- DATASET ENTRIES
• • • • • • •

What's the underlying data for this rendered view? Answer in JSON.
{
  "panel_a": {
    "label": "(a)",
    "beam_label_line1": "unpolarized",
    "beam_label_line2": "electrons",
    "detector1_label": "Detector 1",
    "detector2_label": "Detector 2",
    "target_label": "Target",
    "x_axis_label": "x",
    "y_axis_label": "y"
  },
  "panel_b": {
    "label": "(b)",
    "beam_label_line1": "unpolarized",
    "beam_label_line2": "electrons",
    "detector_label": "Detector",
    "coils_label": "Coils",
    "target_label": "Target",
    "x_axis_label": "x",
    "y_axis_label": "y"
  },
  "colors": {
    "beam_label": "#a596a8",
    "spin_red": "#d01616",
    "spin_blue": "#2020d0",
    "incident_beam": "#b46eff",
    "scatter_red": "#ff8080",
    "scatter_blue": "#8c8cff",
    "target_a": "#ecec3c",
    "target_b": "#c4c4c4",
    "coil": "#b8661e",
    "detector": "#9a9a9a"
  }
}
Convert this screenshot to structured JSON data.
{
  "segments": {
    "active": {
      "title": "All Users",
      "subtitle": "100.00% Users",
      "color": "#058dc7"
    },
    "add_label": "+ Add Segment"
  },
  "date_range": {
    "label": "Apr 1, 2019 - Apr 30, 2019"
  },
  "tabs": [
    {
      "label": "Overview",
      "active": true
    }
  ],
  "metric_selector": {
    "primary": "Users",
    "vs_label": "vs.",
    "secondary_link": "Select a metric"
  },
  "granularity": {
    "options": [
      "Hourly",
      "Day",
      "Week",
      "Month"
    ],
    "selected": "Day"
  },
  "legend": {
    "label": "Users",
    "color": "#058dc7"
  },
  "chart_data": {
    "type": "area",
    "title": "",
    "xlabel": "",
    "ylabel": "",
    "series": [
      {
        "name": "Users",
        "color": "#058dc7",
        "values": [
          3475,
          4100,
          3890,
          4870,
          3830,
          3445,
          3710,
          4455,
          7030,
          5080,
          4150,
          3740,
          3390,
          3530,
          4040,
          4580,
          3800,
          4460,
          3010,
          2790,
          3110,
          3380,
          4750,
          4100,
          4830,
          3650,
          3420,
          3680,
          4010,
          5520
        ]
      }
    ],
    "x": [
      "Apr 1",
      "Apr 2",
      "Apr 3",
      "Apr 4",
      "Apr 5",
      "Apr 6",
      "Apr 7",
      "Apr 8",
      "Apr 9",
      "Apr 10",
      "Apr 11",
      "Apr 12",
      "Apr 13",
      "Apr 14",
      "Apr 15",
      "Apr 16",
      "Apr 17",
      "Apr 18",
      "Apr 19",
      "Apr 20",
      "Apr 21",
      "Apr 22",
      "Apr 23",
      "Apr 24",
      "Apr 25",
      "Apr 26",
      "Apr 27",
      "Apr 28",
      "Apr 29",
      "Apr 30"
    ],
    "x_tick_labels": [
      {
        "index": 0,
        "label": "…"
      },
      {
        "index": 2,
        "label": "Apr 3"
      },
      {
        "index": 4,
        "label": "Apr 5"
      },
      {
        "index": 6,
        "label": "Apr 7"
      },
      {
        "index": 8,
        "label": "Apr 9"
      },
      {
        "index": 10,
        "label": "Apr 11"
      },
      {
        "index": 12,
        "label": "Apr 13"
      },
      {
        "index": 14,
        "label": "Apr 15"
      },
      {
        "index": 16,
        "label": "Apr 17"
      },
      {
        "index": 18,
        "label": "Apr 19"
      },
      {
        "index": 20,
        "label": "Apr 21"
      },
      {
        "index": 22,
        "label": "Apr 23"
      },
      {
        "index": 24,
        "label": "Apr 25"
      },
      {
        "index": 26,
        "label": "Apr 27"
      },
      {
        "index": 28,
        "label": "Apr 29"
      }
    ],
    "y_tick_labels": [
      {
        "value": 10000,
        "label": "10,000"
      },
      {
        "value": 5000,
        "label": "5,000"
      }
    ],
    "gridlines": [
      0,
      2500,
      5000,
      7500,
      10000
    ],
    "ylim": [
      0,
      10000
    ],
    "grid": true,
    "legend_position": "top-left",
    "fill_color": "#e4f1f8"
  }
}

• • • • • • •

- WRITTEN TASK
Out of the material above, select every line that holds the string "Users".

- TASK ANSWER
      "title": "All Users",
      "subtitle": "100.00% Users",
    "primary": "Users",
    "label": "Users",
        "name": "Users",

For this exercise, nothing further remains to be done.